[TASK]:
Count the lines in the entries below that contain the string "Forward". Reply with the number alone.

[RECORDS FOR THE EXERCISE]:
###
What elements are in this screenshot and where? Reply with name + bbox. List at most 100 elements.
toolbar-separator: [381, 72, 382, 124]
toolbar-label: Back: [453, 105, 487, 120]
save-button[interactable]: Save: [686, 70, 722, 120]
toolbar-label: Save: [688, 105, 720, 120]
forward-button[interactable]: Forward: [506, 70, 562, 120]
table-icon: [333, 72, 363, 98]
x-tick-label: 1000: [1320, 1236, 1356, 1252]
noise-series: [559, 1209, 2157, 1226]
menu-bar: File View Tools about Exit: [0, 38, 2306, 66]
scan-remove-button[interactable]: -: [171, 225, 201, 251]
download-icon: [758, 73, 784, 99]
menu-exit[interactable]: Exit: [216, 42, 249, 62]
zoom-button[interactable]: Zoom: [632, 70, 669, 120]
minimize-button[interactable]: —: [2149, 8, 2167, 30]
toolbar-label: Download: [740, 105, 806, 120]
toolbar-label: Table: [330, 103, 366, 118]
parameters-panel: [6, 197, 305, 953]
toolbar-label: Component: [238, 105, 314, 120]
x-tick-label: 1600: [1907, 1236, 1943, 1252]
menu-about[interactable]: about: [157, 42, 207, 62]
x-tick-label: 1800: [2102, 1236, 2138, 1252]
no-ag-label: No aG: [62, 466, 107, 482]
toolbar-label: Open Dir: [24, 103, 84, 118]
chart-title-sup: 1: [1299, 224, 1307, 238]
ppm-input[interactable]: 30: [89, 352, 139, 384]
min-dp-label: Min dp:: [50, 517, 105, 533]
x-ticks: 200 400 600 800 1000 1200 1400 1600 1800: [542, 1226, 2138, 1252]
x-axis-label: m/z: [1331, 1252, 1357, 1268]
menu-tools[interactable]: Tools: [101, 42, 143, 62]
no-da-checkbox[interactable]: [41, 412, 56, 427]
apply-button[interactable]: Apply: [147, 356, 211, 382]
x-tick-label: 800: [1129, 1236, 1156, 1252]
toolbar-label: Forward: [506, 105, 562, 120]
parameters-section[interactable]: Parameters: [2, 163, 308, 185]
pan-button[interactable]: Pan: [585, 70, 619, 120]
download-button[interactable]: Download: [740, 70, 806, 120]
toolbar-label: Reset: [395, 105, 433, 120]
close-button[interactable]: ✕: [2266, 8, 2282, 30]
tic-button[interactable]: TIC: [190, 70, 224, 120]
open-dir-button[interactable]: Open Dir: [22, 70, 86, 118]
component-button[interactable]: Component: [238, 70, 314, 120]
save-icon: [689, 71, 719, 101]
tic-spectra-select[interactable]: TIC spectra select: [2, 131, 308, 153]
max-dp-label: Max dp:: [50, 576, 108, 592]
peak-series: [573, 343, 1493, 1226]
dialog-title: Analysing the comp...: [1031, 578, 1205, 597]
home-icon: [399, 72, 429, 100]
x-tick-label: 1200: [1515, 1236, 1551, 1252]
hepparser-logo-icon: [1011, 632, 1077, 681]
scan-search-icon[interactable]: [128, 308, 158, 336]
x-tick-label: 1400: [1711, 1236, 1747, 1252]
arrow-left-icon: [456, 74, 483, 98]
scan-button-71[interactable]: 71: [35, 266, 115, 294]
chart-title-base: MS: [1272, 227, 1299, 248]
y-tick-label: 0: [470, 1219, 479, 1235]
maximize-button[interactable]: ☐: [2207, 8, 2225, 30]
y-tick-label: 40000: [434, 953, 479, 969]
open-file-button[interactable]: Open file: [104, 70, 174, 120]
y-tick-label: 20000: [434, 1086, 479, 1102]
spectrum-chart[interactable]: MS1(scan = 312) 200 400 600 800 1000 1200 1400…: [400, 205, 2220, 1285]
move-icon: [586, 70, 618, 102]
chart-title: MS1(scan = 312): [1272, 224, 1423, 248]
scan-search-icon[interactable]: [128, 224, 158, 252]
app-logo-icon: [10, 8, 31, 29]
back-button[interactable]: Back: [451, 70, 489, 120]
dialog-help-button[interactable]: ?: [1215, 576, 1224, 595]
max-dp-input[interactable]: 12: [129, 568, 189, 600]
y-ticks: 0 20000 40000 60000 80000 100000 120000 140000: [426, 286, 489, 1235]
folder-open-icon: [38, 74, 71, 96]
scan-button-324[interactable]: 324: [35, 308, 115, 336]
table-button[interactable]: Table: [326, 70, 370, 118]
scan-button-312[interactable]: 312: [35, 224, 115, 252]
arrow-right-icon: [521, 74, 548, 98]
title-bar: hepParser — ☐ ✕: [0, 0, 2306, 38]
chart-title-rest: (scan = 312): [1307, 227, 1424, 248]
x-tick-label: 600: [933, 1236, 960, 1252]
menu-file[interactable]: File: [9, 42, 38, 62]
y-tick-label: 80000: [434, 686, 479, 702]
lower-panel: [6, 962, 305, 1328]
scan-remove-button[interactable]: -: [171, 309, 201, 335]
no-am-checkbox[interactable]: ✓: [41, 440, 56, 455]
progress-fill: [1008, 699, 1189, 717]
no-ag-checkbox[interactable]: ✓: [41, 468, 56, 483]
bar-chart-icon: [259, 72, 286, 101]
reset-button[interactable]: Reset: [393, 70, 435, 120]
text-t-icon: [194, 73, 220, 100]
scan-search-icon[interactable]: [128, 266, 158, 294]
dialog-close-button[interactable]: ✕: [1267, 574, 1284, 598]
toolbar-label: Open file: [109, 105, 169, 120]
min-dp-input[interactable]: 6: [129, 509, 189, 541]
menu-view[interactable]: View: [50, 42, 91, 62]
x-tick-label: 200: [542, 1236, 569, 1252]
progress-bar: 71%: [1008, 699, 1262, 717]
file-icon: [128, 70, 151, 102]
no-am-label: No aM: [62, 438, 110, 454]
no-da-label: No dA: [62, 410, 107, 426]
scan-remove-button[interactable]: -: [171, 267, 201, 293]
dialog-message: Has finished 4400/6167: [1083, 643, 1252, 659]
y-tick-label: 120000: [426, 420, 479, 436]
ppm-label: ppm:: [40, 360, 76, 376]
###
[OUTPUT OF THE EXERCISE]:
2